• **Data for the task**:
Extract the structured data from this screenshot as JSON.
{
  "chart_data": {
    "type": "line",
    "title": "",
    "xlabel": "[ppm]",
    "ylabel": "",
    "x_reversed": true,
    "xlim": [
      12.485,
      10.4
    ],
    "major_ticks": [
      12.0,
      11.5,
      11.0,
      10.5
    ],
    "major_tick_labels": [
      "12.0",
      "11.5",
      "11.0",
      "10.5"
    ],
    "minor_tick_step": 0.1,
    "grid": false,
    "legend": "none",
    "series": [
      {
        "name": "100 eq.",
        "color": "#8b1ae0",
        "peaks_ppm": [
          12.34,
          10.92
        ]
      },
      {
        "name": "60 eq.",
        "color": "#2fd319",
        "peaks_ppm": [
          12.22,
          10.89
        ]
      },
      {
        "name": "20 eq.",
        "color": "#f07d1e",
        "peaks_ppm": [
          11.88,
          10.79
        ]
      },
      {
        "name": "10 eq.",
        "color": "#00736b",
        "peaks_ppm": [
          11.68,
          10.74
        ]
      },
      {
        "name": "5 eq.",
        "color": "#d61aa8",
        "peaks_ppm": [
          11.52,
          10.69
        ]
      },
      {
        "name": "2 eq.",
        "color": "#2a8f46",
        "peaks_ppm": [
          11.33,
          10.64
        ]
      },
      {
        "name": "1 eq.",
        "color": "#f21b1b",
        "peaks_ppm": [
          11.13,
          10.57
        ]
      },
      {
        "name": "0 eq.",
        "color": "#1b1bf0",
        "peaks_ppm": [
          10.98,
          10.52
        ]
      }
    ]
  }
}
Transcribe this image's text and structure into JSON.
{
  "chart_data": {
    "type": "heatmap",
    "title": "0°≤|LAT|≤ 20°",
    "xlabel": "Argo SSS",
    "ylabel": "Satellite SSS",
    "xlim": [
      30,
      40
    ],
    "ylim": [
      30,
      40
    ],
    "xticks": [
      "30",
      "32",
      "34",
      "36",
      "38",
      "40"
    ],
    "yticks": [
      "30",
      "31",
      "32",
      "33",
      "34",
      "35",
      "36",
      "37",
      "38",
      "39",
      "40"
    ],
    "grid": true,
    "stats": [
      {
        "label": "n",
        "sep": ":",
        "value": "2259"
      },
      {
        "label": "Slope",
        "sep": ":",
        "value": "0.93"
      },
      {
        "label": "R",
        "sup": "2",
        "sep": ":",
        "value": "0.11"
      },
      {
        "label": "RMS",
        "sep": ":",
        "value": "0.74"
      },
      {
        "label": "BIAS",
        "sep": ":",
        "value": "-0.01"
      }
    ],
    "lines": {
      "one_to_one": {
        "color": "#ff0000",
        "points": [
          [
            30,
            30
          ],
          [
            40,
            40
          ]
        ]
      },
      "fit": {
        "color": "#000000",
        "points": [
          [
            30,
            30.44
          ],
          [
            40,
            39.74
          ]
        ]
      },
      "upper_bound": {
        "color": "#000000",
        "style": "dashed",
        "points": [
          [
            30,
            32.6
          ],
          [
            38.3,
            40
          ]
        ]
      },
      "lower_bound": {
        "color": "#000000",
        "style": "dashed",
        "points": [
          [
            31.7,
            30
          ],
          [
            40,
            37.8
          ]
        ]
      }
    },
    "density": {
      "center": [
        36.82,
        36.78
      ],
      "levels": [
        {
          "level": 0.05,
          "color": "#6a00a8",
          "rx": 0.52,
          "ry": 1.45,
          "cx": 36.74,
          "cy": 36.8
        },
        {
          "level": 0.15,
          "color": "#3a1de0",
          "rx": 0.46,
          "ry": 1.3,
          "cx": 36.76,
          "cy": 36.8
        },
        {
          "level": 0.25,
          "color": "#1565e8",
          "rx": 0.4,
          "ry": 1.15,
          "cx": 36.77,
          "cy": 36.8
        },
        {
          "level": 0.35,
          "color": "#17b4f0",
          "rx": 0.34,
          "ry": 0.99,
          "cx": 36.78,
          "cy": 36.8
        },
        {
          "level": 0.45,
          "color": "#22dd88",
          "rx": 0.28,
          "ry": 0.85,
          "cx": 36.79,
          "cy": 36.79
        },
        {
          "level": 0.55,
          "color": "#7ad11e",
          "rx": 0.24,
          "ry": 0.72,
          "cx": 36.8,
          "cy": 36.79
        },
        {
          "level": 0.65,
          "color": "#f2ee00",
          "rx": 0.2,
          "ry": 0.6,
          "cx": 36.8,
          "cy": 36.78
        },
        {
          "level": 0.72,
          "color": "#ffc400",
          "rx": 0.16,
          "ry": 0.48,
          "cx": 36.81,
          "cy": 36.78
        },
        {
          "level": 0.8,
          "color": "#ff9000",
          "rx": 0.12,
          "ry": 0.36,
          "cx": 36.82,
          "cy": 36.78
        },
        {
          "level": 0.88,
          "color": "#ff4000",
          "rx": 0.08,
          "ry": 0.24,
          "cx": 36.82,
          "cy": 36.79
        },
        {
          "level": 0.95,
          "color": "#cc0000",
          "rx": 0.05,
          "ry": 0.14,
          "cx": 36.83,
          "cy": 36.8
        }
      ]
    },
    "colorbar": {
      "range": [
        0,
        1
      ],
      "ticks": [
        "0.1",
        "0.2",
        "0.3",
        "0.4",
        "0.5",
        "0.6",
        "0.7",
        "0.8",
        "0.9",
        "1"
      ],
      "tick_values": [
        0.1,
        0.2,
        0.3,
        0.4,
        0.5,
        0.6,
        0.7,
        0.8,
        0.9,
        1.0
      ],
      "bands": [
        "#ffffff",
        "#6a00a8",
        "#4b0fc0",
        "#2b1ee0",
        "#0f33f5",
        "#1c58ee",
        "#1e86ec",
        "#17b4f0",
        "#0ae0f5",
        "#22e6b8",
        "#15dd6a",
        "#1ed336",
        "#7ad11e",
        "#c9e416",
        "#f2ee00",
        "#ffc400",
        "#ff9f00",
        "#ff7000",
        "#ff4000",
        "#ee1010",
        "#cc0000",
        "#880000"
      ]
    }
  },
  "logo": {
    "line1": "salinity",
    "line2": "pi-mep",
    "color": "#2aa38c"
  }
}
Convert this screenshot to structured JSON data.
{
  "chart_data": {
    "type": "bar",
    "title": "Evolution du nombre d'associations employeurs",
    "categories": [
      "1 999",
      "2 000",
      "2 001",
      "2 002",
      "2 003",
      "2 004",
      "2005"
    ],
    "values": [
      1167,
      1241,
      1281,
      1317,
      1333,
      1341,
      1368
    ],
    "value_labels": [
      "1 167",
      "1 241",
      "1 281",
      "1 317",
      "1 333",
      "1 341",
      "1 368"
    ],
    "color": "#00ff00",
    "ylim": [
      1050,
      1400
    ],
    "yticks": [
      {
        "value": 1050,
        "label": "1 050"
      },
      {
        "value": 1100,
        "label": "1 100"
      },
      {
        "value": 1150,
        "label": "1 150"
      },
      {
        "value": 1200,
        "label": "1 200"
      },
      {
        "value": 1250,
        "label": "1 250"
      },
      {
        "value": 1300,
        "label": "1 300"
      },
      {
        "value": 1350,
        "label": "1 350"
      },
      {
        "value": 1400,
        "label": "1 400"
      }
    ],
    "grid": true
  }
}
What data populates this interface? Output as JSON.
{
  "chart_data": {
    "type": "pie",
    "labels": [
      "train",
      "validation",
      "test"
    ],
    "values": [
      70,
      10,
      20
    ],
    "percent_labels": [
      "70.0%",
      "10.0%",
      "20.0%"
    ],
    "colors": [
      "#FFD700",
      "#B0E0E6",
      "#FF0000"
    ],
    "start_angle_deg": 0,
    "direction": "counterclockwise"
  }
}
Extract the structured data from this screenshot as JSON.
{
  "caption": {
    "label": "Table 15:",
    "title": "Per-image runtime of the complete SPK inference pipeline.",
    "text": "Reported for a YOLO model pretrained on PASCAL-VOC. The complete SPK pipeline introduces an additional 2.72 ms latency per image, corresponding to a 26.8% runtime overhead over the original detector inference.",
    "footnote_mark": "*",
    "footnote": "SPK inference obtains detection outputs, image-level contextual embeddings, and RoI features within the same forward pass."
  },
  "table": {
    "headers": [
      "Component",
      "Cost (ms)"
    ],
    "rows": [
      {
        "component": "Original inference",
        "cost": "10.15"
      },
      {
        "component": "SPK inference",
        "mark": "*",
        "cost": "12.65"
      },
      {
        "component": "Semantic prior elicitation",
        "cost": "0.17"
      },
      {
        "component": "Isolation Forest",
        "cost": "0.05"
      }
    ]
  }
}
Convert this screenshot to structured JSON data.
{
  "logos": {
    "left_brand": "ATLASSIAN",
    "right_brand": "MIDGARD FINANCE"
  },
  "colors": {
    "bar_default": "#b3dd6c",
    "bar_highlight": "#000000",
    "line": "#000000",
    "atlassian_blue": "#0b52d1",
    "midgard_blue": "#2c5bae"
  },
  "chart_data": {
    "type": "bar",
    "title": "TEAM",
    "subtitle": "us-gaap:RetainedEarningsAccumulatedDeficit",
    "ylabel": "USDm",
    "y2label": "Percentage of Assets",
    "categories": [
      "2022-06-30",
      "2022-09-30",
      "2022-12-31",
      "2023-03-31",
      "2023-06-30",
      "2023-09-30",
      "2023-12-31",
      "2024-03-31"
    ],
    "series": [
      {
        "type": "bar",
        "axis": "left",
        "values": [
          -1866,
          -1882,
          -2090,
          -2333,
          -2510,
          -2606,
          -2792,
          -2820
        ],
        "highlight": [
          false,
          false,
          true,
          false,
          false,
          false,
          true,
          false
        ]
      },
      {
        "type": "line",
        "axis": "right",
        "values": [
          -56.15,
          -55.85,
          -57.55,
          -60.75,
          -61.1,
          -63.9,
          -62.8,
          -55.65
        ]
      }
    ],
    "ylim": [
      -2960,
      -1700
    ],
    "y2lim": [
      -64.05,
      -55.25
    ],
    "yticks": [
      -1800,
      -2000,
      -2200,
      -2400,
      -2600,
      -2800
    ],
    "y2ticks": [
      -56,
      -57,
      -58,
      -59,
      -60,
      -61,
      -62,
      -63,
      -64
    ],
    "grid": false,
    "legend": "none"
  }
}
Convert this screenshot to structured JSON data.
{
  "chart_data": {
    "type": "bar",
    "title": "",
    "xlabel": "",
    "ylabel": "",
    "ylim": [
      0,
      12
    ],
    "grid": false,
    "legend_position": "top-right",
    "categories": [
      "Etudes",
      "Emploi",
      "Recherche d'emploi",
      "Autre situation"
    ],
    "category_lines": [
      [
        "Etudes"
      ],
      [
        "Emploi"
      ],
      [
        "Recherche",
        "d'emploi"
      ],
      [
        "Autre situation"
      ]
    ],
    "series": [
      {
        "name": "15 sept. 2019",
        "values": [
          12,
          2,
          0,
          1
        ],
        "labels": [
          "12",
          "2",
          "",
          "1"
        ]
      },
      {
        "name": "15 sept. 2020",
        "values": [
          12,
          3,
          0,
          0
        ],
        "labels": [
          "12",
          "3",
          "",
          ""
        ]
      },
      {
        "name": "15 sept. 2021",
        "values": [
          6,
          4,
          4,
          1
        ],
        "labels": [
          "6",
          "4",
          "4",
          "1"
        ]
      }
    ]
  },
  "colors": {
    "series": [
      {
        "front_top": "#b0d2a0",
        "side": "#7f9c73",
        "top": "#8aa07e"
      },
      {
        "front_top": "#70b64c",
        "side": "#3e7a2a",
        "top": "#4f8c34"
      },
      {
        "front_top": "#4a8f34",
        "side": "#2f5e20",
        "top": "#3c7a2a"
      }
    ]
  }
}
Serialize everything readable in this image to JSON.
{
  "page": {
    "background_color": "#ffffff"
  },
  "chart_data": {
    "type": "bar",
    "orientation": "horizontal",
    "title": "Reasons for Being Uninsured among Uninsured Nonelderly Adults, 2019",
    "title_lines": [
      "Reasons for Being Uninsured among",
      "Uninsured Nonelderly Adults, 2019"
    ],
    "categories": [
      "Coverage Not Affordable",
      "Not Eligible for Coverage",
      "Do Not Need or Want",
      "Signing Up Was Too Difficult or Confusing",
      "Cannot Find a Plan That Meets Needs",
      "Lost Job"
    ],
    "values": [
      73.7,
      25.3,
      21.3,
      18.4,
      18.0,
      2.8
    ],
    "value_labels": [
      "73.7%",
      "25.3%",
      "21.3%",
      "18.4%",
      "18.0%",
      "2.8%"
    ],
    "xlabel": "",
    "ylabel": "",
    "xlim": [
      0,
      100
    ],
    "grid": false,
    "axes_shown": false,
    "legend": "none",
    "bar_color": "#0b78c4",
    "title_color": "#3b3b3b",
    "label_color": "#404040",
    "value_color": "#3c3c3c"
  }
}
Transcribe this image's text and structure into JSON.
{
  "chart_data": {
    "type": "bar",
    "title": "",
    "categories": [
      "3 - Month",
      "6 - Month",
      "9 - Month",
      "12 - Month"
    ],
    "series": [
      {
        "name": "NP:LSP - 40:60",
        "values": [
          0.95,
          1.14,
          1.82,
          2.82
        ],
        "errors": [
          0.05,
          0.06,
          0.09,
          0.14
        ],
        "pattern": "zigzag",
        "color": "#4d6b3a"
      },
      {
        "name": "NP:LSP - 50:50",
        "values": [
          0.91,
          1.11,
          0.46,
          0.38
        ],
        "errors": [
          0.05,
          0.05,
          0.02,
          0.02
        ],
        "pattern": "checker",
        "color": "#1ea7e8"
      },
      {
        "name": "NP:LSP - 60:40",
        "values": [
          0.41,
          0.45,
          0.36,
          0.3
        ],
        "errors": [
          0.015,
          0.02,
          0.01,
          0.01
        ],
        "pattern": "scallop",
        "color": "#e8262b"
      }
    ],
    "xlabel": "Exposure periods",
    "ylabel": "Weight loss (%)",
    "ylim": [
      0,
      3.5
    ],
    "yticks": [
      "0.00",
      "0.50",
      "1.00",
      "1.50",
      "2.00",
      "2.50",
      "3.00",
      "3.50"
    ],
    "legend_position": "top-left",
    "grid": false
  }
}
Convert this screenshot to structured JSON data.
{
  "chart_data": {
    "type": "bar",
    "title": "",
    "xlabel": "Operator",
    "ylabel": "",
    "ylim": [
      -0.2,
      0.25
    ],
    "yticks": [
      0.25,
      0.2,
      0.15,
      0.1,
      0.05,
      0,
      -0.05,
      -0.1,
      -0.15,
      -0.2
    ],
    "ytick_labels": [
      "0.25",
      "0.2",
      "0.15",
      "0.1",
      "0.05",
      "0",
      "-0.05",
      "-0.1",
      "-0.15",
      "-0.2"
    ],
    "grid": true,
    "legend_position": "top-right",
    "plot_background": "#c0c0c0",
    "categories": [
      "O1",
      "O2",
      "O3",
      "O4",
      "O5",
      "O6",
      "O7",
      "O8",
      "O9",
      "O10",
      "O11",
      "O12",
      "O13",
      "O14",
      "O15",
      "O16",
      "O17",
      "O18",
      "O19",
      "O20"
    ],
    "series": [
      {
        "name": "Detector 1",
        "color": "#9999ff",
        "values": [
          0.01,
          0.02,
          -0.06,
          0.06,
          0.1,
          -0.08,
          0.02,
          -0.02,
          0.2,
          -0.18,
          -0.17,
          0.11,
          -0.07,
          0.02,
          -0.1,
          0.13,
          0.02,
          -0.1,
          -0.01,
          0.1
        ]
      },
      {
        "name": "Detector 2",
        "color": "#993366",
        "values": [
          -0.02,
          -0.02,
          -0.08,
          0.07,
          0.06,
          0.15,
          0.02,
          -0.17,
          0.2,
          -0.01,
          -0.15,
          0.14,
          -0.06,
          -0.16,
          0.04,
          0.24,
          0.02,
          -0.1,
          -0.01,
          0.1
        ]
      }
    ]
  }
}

• **To do**:
The word "runtime" appears in how many lines of the records? Give the number only.

• **Answer to the problem**:
2